◆ Problem requirements
Write out all of the data without omission, exactly as shown.

-------

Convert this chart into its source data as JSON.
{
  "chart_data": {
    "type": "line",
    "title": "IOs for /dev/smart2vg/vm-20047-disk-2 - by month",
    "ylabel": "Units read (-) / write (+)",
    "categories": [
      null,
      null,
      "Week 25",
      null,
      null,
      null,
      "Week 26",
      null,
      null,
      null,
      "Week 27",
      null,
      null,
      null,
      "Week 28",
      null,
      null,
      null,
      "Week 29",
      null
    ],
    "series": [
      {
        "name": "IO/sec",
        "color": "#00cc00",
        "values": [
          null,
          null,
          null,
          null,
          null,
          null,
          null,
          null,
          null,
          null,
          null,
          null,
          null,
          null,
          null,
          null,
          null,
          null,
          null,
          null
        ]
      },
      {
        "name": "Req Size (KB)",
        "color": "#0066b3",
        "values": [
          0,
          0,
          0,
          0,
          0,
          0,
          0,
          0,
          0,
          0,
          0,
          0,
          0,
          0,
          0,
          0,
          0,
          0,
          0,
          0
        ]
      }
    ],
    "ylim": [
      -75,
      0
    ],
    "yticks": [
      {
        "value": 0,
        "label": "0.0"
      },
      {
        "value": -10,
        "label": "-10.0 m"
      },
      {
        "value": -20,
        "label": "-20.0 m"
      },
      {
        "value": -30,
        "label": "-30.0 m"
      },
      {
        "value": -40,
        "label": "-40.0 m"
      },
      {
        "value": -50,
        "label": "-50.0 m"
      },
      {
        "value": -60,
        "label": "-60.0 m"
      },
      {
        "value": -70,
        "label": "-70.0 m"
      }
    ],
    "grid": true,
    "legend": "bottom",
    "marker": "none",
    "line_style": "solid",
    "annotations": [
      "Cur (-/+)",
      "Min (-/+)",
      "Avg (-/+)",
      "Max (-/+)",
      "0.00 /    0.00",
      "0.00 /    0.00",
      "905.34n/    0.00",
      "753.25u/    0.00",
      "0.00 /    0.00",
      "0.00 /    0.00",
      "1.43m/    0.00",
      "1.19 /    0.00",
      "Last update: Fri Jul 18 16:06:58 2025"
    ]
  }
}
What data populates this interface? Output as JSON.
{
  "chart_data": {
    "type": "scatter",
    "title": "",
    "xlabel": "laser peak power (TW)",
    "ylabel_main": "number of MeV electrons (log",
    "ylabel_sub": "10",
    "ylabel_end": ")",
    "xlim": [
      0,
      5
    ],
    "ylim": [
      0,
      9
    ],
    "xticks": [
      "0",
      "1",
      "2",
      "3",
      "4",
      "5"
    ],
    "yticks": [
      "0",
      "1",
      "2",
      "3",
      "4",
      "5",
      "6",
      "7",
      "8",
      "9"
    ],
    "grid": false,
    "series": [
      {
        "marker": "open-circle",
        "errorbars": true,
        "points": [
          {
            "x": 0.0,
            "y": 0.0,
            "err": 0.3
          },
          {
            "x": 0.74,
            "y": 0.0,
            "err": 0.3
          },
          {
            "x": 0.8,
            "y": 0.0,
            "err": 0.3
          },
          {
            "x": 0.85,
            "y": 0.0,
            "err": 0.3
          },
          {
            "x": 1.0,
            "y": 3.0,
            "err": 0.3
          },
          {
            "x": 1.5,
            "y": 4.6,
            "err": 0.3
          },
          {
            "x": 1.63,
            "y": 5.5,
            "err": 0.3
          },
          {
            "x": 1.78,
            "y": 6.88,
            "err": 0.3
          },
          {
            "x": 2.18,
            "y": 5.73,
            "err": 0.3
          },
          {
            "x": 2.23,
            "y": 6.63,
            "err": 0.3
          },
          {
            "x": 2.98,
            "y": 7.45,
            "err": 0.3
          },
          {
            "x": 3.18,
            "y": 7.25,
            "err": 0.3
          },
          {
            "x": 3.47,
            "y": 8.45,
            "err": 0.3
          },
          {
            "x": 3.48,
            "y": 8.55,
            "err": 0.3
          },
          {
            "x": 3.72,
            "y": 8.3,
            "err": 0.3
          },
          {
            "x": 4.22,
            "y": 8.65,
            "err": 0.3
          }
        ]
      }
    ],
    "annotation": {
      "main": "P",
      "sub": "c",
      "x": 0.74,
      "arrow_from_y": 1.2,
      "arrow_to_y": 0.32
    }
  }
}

-------

◆ Full solution
Convert this chart into its source data as JSON.
{
  "chart_data": {
    "type": "line",
    "title": "IOs for /dev/smart2vg/vm-20047-disk-2 - by month",
    "ylabel": "Units read (-) / write (+)",
    "categories": [
      null,
      null,
      "Week 25",
      null,
      null,
      null,
      "Week 26",
      null,
      null,
      null,
      "Week 27",
      null,
      null,
      null,
      "Week 28",
      null,
      null,
      null,
      "Week 29",
      null
    ],
    "series": [
      {
        "name": "IO/sec",
        "color": "#00cc00",
        "values": [
          null,
          null,
          null,
          null,
          null,
          null,
          null,
          null,
          null,
          null,
          null,
          null,
          null,
          null,
          null,
          null,
          null,
          null,
          null,
          null
        ]
      },
      {
        "name": "Req Size (KB)",
        "color": "#0066b3",
        "values": [
          0,
          0,
          0,
          0,
          0,
          0,
          0,
          0,
          0,
          0,
          0,
          0,
          0,
          0,
          0,
          0,
          0,
          0,
          0,
          0
        ]
      }
    ],
    "ylim": [
      -75,
      0
    ],
    "yticks": [
      {
        "value": 0,
        "label": "0.0"
      },
      {
        "value": -10,
        "label": "-10.0 m"
      },
      {
        "value": -20,
        "label": "-20.0 m"
      },
      {
        "value": -30,
        "label": "-30.0 m"
      },
      {
        "value": -40,
        "label": "-40.0 m"
      },
      {
        "value": -50,
        "label": "-50.0 m"
      },
      {
        "value": -60,
        "label": "-60.0 m"
      },
      {
        "value": -70,
        "label": "-70.0 m"
      }
    ],
    "grid": true,
    "legend": "bottom",
    "marker": "none",
    "line_style": "solid",
    "annotations": [
      "Cur (-/+)",
      "Min (-/+)",
      "Avg (-/+)",
      "Max (-/+)",
      "0.00 /    0.00",
      "0.00 /    0.00",
      "905.34n/    0.00",
      "753.25u/    0.00",
      "0.00 /    0.00",
      "0.00 /    0.00",
      "1.43m/    0.00",
      "1.19 /    0.00",
      "Last update: Fri Jul 18 16:06:58 2025"
    ]
  }
}
What data populates this interface? Output as JSON.
{
  "chart_data": {
    "type": "scatter",
    "title": "",
    "xlabel": "laser peak power (TW)",
    "ylabel_main": "number of MeV electrons (log",
    "ylabel_sub": "10",
    "ylabel_end": ")",
    "xlim": [
      0,
      5
    ],
    "ylim": [
      0,
      9
    ],
    "xticks": [
      "0",
      "1",
      "2",
      "3",
      "4",
      "5"
    ],
    "yticks": [
      "0",
      "1",
      "2",
      "3",
      "4",
      "5",
      "6",
      "7",
      "8",
      "9"
    ],
    "grid": false,
    "series": [
      {
        "marker": "open-circle",
        "errorbars": true,
        "points": [
          {
            "x": 0.0,
            "y": 0.0,
            "err": 0.3
          },
          {
            "x": 0.74,
            "y": 0.0,
            "err": 0.3
          },
          {
            "x": 0.8,
            "y": 0.0,
            "err": 0.3
          },
          {
            "x": 0.85,
            "y": 0.0,
            "err": 0.3
          },
          {
            "x": 1.0,
            "y": 3.0,
            "err": 0.3
          },
          {
            "x": 1.5,
            "y": 4.6,
            "err": 0.3
          },
          {
            "x": 1.63,
            "y": 5.5,
            "err": 0.3
          },
          {
            "x": 1.78,
            "y": 6.88,
            "err": 0.3
          },
          {
            "x": 2.18,
            "y": 5.73,
            "err": 0.3
          },
          {
            "x": 2.23,
            "y": 6.63,
            "err": 0.3
          },
          {
            "x": 2.98,
            "y": 7.45,
            "err": 0.3
          },
          {
            "x": 3.18,
            "y": 7.25,
            "err": 0.3
          },
          {
            "x": 3.47,
            "y": 8.45,
            "err": 0.3
          },
          {
            "x": 3.48,
            "y": 8.55,
            "err": 0.3
          },
          {
            "x": 3.72,
            "y": 8.3,
            "err": 0.3
          },
          {
            "x": 4.22,
            "y": 8.65,
            "err": 0.3
          }
        ]
      }
    ],
    "annotation": {
      "main": "P",
      "sub": "c",
      "x": 0.74,
      "arrow_from_y": 1.2,
      "arrow_to_y": 0.32
    }
  }
}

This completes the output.